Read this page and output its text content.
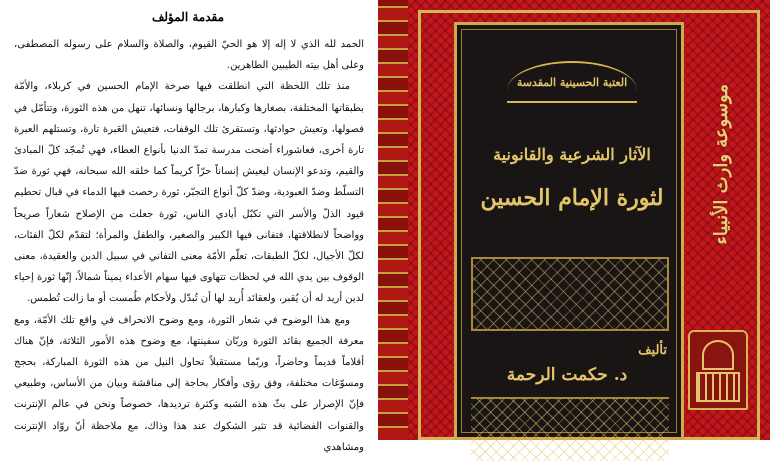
مقدمة المؤلف

الحمد لله الذي لا إله إلا هو الحيّ القيوم، والصلاة والسلام على رسوله المصطفى، وعلى أهل بيته الطيبين الطاهرين.

منذ تلك اللحظة التي انطلقت فيها صرخة الإمام الحسين في كربلاء، والأمّة بطبقاتها المختلفة، بصغارها وكبارها، برجالها ونسائها، تنهل من هذه الثورة، وتتأمّل في فصولها، وتعيش حوادثها، وتستقرئ تلك الوقفات، فتعيش العَبرة تارة، وتستلهم العبرة تارة أخرى، فعاشوراء أضحت مدرسة تمدّ الدنيا بأنواع العطاء، فهي تُمجّد كلّ المبادئ والقيم، وتدعو الإنسان ليعيش إنساناً حرّاً كريماً كما خلقه الله سبحانه، فهي ثورة ضدّ التسلّط وضدّ العبودية، وضدّ كلّ أنواع التجبّر، ثورة رخصت فيها الدماء في قبال تحطيم قيود الذلّ والأسر التي تكبّل أيادي الناس، ثورة جعلت من الإصلاح شعاراً صريحاً وواضحاً لانطلاقتها، فتفانى فيها الكبير والصغير، والطفل والمرأة؛ لتقدّم لكلّ الفئات، لكلّ الأجيال، لكلّ الطبقات، تعلّم الأمّة معنى التفاني في سبيل الدين والعقيدة، معنى الوقوف بين يدي الله في لحظات تتهاوى فيها سهام الأعداء يميناً شمالاً، إنّها ثورة إحياء لدين أريد له أن يُقبر، ولعقائد أُريد لها أن تُبدّل ولأحكام طُمست أو ما زالت تُطمس.

ومع هذا الوضوح في شعار الثورة، ومع وضوح الانحراف في واقع تلك الأمّة، ومع معرفة الجميع بقائد الثورة وربّان سفينتها، مع وضوح هذه الأمور الثلاثة، فإنّ هناك أقلاماً قديماً وحاضراً، وربّما مستقبلاً تحاول النيل من هذه الثورة المباركة، بحجج ومسوّغات مختلفة، وفق رؤى وأفكار بحاجة إلى مناقشة وبيان من الأساس، وطبيعي فإنّ الإصرار على بثّ هذه الشبه وكثرة ترديدها، خصوصاً ونحن في عالم الإنترنت والقنوات الفضائية قد تثير الشكوك عند هذا وذاك، مع ملاحظة أنّ روّاد الإنترنت ومشاهدي

العتبة الحسينية المقدسة
الآثار الشرعية والقانونية
لثورة الإمام الحسين
تأليف
د. حكمت الرحمة
موسوعة وارث الأنبياء
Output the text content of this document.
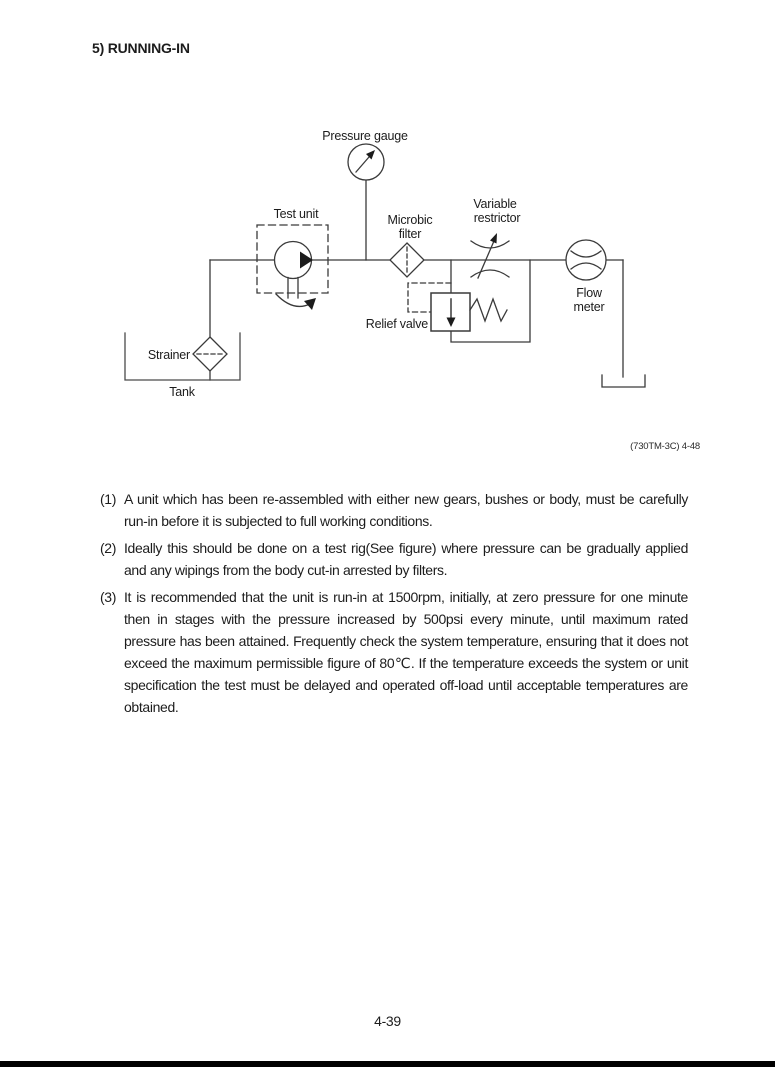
5) RUNNING-IN
Pressure gauge
Test unit	Microbic
filter
Variable
restrictor
Relief valve
Flow
meter
Strainer
Tank
(730TM-3C) 4-48

(1) A unit which has been re-assembled with either new gears, bushes or body, must be carefully run-in before it is subjected to full working conditions.

(2) Ideally this should be done on a test rig(See figure) where pressure can be gradually applied and any wipings from the body cut-in arrested by filters.

(3) It is recommended that the unit is run-in at 1500rpm, initially, at zero pressure for one minute then in stages with the pressure increased by 500psi every minute, until maximum rated pressure has been attained. Frequently check the system temperature, ensuring that it does not exceed the maximum permissible figure of 80℃. If the temperature exceeds the system or unit specification the test must be delayed and operated off-load until acceptable temperatures are obtained.

4-39
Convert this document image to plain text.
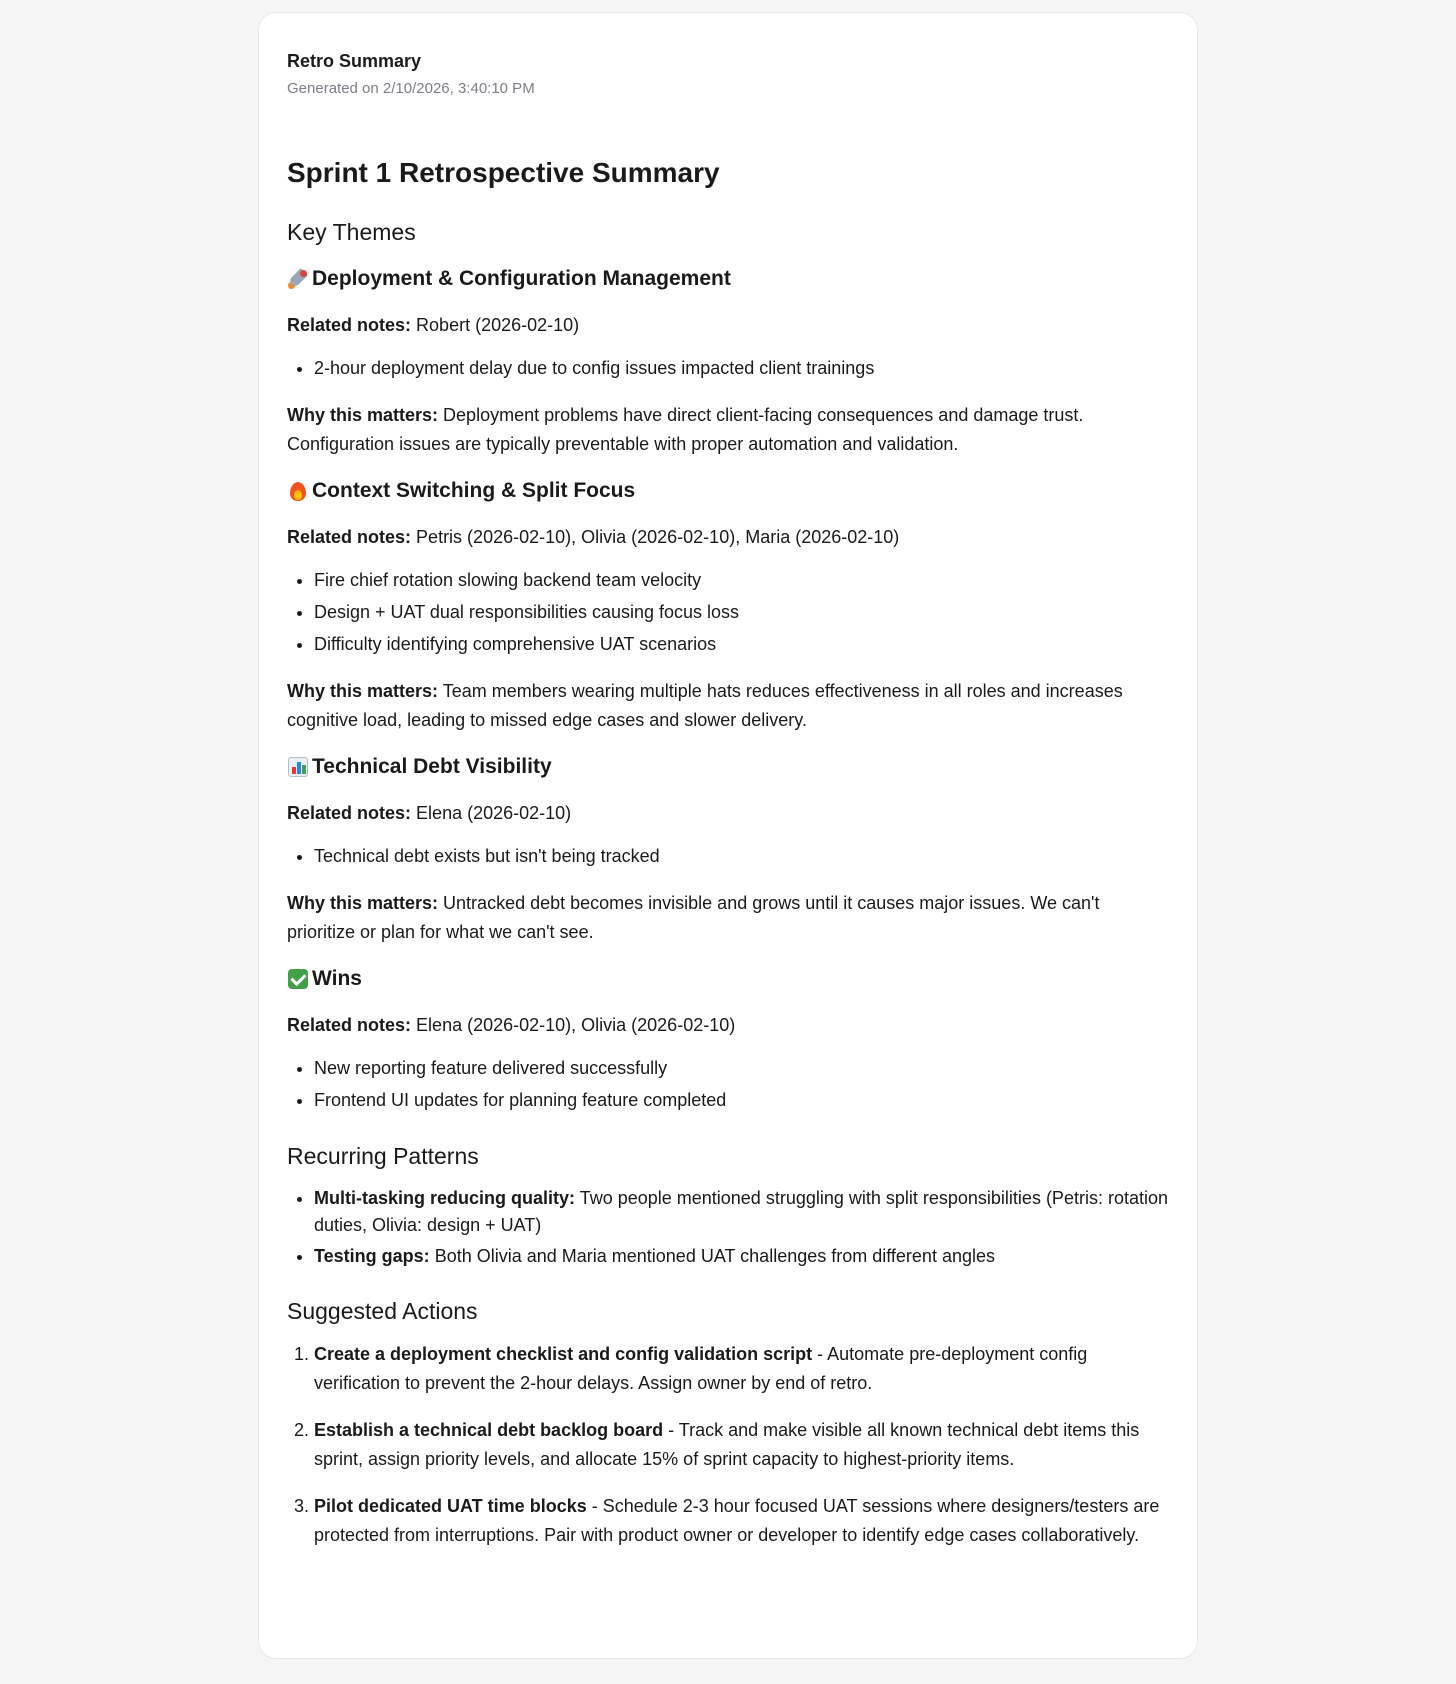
Retro Summary
Generated on 2/10/2026, 3:40:10 PM
Sprint 1 Retrospective Summary
Key Themes
Deployment & Configuration Management

Related notes: Robert (2026-02-10)

• 2-hour deployment delay due to config issues impacted client trainings

Why this matters: Deployment problems have direct client-facing consequences and damage trust. Configuration issues are typically preventable with proper automation and validation.

Context Switching & Split Focus

Related notes: Petris (2026-02-10), Olivia (2026-02-10), Maria (2026-02-10)

• Fire chief rotation slowing backend team velocity
• Design + UAT dual responsibilities causing focus loss
• Difficulty identifying comprehensive UAT scenarios

Why this matters: Team members wearing multiple hats reduces effectiveness in all roles and increases cognitive load, leading to missed edge cases and slower delivery.

Technical Debt Visibility

Related notes: Elena (2026-02-10)

• Technical debt exists but isn't being tracked

Why this matters: Untracked debt becomes invisible and grows until it causes major issues. We can't prioritize or plan for what we can't see.

Wins

Related notes: Elena (2026-02-10), Olivia (2026-02-10)

• New reporting feature delivered successfully
• Frontend UI updates for planning feature completed
Recurring Patterns
• Multi-tasking reducing quality: Two people mentioned struggling with split responsibilities (Petris: rotation duties, Olivia: design + UAT)
• Testing gaps: Both Olivia and Maria mentioned UAT challenges from different angles
Suggested Actions
1. Create a deployment checklist and config validation script - Automate pre-deployment config verification to prevent the 2-hour delays. Assign owner by end of retro.
2. Establish a technical debt backlog board - Track and make visible all known technical debt items this sprint, assign priority levels, and allocate 15% of sprint capacity to highest-priority items.
3. Pilot dedicated UAT time blocks - Schedule 2-3 hour focused UAT sessions where designers/testers are protected from interruptions. Pair with product owner or developer to identify edge cases collaboratively.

____________

## Your instructions
Give every line above again exactly, with no pictures.

## Reply to the exercise
Read this page and output its text content.
مقدمة المؤلف

الحمد لله الذي لا إله إلا هو الحيّ القيوم، والصلاة والسلام على رسوله المصطفى، وعلى أهل بيته الطيبين الطاهرين.

منذ تلك اللحظة التي انطلقت فيها صرخة الإمام الحسين في كربلاء، والأمّة بطبقاتها المختلفة، بصغارها وكبارها، برجالها ونسائها، تنهل من هذه الثورة، وتتأمّل في فصولها، وتعيش حوادثها، وتستقرئ تلك الوقفات، فتعيش العَبرة تارة، وتستلهم العبرة تارة أخرى، فعاشوراء أضحت مدرسة تمدّ الدنيا بأنواع العطاء، فهي تُمجّد كلّ المبادئ والقيم، وتدعو الإنسان ليعيش إنساناً حرّاً كريماً كما خلقه الله سبحانه، فهي ثورة ضدّ التسلّط وضدّ العبودية، وضدّ كلّ أنواع التجبّر، ثورة رخصت فيها الدماء في قبال تحطيم قيود الذلّ والأسر التي تكبّل أيادي الناس، ثورة جعلت من الإصلاح شعاراً صريحاً وواضحاً لانطلاقتها، فتفانى فيها الكبير والصغير، والطفل والمرأة؛ لتقدّم لكلّ الفئات، لكلّ الأجيال، لكلّ الطبقات، تعلّم الأمّة معنى التفاني في سبيل الدين والعقيدة، معنى الوقوف بين يدي الله في لحظات تتهاوى فيها سهام الأعداء يميناً شمالاً، إنّها ثورة إحياء لدين أريد له أن يُقبر، ولعقائد أُريد لها أن تُبدّل ولأحكام طُمست أو ما زالت تُطمس.

ومع هذا الوضوح في شعار الثورة، ومع وضوح الانحراف في واقع تلك الأمّة، ومع معرفة الجميع بقائد الثورة وربّان سفينتها، مع وضوح هذه الأمور الثلاثة، فإنّ هناك أقلاماً قديماً وحاضراً، وربّما مستقبلاً تحاول النيل من هذه الثورة المباركة، بحجج ومسوّغات مختلفة، وفق رؤى وأفكار بحاجة إلى مناقشة وبيان من الأساس، وطبيعي فإنّ الإصرار على بثّ هذه الشبه وكثرة ترديدها، خصوصاً ونحن في عالم الإنترنت والقنوات الفضائية قد تثير الشكوك عند هذا وذاك، مع ملاحظة أنّ روّاد الإنترنت ومشاهدي

العتبة الحسينية المقدسة
الآثار الشرعية والقانونية
لثورة الإمام الحسين
تأليف
د. حكمت الرحمة
موسوعة وارث الأنبياء
Output the text content of this document.
5) RUNNING-IN
Pressure gauge
Test unit	Microbic
filter
Variable
restrictor
Relief valve
Flow
meter
Strainer
Tank
(730TM-3C) 4-48

(1) A unit which has been re-assembled with either new gears, bushes or body, must be carefully run-in before it is subjected to full working conditions.

(2) Ideally this should be done on a test rig(See figure) where pressure can be gradually applied and any wipings from the body cut-in arrested by filters.

(3) It is recommended that the unit is run-in at 1500rpm, initially, at zero pressure for one minute then in stages with the pressure increased by 500psi every minute, until maximum rated pressure has been attained. Frequently check the system temperature, ensuring that it does not exceed the maximum permissible figure of 80℃. If the temperature exceeds the system or unit specification the test must be delayed and operated off-load until acceptable temperatures are obtained.

4-39
Convert this document image to plain text.
Retro Summary
Generated on 2/10/2026, 3:40:10 PM
Sprint 1 Retrospective Summary
Key Themes
Deployment & Configuration Management

Related notes: Robert (2026-02-10)

• 2-hour deployment delay due to config issues impacted client trainings

Why this matters: Deployment problems have direct client-facing consequences and damage trust. Configuration issues are typically preventable with proper automation and validation.

Context Switching & Split Focus

Related notes: Petris (2026-02-10), Olivia (2026-02-10), Maria (2026-02-10)

• Fire chief rotation slowing backend team velocity
• Design + UAT dual responsibilities causing focus loss
• Difficulty identifying comprehensive UAT scenarios

Why this matters: Team members wearing multiple hats reduces effectiveness in all roles and increases cognitive load, leading to missed edge cases and slower delivery.

Technical Debt Visibility

Related notes: Elena (2026-02-10)

• Technical debt exists but isn't being tracked

Why this matters: Untracked debt becomes invisible and grows until it causes major issues. We can't prioritize or plan for what we can't see.

Wins

Related notes: Elena (2026-02-10), Olivia (2026-02-10)

• New reporting feature delivered successfully
• Frontend UI updates for planning feature completed
Recurring Patterns
• Multi-tasking reducing quality: Two people mentioned struggling with split responsibilities (Petris: rotation duties, Olivia: design + UAT)
• Testing gaps: Both Olivia and Maria mentioned UAT challenges from different angles
Suggested Actions
1. Create a deployment checklist and config validation script - Automate pre-deployment config verification to prevent the 2-hour delays. Assign owner by end of retro.
2. Establish a technical debt backlog board - Track and make visible all known technical debt items this sprint, assign priority levels, and allocate 15% of sprint capacity to highest-priority items.
3. Pilot dedicated UAT time blocks - Schedule 2-3 hour focused UAT sessions where designers/testers are protected from interruptions. Pair with product owner or developer to identify edge cases collaboratively.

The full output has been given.